===== DATA LISTING
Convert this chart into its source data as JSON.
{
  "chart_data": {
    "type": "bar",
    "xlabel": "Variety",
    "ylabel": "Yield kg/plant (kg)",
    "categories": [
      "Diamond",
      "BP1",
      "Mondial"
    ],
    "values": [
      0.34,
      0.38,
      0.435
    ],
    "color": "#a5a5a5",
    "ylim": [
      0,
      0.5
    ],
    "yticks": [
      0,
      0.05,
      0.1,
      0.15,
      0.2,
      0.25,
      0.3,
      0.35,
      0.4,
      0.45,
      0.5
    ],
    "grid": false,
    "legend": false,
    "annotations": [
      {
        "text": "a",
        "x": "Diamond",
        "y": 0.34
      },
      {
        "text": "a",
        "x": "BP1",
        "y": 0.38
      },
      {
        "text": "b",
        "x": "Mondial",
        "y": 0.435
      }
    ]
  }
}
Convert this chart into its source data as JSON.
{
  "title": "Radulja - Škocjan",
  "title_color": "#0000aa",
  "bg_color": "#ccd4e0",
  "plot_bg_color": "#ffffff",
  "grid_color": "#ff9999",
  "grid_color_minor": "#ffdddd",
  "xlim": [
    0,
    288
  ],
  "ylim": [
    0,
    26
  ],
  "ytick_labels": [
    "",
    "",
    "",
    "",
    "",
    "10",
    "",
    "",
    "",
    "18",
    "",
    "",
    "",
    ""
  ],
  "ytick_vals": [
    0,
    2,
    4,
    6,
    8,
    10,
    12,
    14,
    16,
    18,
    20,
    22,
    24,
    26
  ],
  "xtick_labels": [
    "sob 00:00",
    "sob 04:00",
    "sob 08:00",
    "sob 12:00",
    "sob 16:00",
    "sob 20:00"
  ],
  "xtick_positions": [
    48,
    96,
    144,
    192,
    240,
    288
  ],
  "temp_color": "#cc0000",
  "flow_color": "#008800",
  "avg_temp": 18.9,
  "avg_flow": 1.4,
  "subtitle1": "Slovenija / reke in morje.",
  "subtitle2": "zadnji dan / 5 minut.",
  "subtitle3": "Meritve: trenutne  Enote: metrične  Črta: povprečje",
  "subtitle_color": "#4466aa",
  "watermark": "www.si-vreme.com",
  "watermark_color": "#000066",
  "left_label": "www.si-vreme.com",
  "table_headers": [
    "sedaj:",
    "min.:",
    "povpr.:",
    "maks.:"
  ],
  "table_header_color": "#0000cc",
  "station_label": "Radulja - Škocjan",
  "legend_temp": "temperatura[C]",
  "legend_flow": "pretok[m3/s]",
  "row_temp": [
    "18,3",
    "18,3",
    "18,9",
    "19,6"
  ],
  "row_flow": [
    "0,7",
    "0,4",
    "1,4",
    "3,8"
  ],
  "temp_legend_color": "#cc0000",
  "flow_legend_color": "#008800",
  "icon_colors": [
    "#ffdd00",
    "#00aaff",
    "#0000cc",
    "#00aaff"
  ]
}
==========
PROBLEM TO SOLVE:
Search the data for the string "Radulja" and copy each line where it appears.

TASK RESULT:
  "title": "Radulja - Škocjan",
  "station_label": "Radulja - Škocjan",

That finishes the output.